**SHORT PROBLEM**.
Only lines with the string "into" matter here; gather them from the material below.

**RECORD LIST**.
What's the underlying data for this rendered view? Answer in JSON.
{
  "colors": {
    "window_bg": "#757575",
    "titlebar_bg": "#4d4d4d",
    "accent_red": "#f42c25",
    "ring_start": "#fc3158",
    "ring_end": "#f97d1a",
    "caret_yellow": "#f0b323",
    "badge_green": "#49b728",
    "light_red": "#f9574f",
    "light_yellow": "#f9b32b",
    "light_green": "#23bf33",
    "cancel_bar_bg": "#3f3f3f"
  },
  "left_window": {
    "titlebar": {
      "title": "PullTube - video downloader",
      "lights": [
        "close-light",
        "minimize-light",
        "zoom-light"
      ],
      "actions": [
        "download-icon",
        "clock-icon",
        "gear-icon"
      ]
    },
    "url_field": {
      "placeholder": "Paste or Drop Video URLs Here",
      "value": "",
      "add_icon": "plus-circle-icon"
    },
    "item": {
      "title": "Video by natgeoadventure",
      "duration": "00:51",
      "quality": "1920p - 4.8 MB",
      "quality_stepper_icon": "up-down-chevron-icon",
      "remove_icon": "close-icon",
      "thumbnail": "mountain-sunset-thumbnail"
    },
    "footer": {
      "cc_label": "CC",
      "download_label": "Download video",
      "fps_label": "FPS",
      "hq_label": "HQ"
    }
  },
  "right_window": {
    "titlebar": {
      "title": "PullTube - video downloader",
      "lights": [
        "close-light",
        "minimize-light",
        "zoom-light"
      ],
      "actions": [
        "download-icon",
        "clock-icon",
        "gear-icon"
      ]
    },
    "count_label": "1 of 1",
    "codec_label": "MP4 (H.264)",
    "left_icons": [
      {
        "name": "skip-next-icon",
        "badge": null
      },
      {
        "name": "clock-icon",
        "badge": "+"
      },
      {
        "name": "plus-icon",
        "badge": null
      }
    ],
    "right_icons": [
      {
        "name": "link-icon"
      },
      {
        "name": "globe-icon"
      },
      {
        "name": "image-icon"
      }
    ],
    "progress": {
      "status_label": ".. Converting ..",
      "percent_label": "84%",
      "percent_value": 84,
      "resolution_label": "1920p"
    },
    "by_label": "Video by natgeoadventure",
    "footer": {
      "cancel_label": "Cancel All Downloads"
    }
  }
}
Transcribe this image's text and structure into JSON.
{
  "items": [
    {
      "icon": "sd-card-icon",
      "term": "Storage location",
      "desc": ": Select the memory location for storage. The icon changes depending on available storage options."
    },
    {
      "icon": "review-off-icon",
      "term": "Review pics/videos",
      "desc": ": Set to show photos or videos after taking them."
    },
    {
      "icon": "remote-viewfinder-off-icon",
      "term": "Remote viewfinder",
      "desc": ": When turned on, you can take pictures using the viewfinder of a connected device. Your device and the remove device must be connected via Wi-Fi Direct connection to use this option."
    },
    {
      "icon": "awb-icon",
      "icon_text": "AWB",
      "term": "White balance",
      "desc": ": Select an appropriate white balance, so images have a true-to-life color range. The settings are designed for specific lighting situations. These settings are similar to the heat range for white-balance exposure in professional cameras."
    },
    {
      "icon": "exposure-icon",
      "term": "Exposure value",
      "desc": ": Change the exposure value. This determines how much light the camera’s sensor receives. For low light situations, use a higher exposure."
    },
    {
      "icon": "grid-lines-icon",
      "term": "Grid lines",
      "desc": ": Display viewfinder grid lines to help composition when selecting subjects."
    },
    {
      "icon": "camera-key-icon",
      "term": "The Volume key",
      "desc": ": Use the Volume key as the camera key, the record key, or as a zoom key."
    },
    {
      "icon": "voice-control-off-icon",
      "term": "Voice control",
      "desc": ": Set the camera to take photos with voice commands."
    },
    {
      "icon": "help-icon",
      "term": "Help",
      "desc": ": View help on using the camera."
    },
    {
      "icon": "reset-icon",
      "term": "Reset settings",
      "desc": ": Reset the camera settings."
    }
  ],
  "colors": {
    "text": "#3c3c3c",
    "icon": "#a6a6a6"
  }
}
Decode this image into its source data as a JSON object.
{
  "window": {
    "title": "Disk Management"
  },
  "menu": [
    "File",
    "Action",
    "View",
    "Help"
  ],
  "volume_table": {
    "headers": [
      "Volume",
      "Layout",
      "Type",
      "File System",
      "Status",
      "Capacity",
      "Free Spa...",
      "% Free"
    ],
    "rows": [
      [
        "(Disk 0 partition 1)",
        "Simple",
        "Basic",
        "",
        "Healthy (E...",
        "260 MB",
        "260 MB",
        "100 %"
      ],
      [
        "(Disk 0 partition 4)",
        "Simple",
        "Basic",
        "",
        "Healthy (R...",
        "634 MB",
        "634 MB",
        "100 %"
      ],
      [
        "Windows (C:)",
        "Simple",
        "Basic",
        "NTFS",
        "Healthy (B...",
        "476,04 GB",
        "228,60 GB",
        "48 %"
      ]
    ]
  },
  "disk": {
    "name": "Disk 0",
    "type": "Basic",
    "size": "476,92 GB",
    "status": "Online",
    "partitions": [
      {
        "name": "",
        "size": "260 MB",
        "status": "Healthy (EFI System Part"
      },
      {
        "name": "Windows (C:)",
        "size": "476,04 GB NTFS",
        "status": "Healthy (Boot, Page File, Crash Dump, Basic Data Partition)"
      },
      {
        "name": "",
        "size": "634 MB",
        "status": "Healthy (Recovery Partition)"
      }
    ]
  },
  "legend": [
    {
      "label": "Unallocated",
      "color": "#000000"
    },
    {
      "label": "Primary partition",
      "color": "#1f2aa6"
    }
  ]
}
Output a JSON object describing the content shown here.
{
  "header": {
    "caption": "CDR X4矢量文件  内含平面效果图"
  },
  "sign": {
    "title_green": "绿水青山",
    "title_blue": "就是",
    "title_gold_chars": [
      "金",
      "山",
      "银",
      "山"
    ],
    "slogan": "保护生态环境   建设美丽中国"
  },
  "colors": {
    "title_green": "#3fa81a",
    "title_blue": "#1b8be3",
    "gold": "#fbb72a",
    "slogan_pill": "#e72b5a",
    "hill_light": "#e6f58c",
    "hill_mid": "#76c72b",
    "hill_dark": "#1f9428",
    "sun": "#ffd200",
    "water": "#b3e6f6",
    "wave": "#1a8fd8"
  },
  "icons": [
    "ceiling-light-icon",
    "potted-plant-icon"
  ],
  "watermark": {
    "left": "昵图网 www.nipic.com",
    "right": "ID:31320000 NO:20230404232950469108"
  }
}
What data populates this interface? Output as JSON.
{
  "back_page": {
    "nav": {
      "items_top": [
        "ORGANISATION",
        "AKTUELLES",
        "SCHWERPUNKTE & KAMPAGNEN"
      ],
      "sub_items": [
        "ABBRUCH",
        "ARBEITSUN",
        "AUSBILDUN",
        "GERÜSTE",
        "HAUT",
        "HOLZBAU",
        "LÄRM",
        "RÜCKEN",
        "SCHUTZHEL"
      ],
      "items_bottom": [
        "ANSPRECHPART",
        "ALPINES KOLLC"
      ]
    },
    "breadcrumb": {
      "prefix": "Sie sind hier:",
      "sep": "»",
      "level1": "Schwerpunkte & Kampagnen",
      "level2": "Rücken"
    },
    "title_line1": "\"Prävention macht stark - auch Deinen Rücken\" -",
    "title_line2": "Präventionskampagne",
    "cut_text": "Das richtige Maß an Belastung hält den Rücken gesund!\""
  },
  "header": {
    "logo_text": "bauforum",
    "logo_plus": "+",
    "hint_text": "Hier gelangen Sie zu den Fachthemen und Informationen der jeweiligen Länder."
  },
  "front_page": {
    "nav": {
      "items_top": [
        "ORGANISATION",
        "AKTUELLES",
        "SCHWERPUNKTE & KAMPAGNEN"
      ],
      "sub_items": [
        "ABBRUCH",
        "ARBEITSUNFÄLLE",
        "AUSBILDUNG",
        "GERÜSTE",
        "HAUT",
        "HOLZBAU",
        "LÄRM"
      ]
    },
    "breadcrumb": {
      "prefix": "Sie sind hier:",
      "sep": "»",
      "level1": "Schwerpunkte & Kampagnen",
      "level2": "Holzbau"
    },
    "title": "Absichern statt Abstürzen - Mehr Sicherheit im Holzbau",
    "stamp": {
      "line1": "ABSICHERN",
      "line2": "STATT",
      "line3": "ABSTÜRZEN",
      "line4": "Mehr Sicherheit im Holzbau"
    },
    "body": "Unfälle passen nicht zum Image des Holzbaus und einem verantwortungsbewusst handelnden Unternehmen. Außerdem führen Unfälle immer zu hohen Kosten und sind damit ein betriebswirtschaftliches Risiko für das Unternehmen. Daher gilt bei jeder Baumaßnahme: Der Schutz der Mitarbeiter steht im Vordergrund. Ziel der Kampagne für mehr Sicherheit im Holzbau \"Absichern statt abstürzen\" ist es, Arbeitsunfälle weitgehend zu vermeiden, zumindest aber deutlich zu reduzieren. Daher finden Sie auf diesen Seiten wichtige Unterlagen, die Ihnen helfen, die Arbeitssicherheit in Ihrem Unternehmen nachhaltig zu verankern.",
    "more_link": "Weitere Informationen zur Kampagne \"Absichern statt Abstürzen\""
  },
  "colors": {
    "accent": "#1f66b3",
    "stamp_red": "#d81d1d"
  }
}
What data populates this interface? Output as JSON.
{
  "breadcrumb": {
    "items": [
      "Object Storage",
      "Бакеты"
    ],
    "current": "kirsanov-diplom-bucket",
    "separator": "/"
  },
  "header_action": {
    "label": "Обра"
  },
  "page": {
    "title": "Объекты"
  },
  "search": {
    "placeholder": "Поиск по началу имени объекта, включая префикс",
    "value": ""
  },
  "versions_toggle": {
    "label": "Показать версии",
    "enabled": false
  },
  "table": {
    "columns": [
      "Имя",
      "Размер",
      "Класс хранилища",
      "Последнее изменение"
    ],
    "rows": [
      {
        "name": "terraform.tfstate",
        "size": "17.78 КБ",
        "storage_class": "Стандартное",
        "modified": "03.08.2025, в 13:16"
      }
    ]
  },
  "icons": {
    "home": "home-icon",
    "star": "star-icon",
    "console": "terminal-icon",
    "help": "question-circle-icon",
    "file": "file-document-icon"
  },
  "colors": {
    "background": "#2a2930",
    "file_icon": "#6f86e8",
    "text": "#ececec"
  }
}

**CORRECT ANSWER**.
Transcribe this image's text and structure into JSON.
Decode this image into its source data as a JSON object.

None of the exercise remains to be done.